— start —

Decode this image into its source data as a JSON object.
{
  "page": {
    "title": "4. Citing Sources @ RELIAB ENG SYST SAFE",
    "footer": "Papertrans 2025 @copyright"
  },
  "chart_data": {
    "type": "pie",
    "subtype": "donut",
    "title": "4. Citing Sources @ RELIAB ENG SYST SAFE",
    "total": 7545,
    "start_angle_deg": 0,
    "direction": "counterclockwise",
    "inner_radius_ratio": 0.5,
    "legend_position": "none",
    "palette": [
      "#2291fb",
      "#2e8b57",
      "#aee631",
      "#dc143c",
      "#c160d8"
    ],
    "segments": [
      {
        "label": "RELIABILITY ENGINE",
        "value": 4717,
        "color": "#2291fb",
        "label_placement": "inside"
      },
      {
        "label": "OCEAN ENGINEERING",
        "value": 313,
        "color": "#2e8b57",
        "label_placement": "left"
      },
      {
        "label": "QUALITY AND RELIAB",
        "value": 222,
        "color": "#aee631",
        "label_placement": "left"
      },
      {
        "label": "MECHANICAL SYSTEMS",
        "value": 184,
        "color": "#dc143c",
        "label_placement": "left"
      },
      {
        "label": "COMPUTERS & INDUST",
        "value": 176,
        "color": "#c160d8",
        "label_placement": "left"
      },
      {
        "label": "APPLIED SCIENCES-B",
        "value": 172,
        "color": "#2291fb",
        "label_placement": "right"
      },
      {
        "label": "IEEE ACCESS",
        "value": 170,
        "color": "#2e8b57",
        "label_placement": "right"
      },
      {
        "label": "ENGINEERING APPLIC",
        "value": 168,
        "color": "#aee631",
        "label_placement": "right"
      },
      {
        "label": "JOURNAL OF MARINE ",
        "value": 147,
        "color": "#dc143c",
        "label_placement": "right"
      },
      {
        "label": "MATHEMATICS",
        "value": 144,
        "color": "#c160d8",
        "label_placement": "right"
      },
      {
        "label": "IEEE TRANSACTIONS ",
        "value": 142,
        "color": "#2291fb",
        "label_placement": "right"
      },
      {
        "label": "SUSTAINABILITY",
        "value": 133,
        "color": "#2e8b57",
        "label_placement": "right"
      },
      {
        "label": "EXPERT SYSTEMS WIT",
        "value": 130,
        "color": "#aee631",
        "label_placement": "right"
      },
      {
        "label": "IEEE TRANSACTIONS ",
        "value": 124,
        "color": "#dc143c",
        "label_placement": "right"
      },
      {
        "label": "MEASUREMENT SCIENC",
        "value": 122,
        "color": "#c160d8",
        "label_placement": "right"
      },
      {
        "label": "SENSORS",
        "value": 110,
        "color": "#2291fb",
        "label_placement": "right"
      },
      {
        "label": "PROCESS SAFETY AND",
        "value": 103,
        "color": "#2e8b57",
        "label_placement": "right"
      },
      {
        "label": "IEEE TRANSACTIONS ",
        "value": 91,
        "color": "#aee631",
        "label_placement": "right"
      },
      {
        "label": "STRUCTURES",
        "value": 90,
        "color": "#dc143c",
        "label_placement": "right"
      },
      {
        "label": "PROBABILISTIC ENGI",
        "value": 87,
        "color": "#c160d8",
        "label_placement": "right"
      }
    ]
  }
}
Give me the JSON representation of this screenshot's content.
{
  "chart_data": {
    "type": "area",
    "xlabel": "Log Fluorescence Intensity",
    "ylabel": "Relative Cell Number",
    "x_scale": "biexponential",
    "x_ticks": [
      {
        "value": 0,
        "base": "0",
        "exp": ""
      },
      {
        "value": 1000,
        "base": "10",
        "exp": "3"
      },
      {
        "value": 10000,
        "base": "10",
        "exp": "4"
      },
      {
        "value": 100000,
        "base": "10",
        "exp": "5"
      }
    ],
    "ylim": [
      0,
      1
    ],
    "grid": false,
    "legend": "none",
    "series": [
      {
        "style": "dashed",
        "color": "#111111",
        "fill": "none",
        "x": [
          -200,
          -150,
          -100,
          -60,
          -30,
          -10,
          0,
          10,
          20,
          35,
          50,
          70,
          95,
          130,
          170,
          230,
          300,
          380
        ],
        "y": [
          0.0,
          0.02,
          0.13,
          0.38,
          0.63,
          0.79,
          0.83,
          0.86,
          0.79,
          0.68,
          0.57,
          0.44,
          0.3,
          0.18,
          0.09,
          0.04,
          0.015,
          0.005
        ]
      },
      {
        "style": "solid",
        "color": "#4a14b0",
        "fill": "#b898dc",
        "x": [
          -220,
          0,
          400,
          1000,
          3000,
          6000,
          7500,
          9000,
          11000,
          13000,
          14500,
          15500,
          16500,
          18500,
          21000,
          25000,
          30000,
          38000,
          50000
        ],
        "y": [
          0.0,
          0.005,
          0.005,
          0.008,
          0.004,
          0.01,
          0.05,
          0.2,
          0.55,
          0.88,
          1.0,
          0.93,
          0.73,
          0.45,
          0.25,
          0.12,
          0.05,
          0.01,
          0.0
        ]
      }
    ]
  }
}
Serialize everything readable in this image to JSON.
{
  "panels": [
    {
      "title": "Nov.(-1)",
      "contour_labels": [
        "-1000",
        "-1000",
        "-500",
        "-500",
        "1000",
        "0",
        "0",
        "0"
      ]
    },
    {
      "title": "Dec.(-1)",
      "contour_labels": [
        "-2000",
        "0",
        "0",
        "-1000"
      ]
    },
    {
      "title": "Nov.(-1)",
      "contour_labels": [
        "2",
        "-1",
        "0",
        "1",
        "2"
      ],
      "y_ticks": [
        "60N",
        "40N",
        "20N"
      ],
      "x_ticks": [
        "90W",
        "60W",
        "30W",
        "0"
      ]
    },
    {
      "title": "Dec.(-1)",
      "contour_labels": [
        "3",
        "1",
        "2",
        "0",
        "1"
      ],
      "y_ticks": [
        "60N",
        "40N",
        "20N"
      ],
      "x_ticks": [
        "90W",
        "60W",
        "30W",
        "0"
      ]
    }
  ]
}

— end —

### REQUEST:
Show every line of the listing in which the string "none" can be found.

### FINISHED TASK:
    "legend_position": "none",
    "legend": "none",
        "fill": "none",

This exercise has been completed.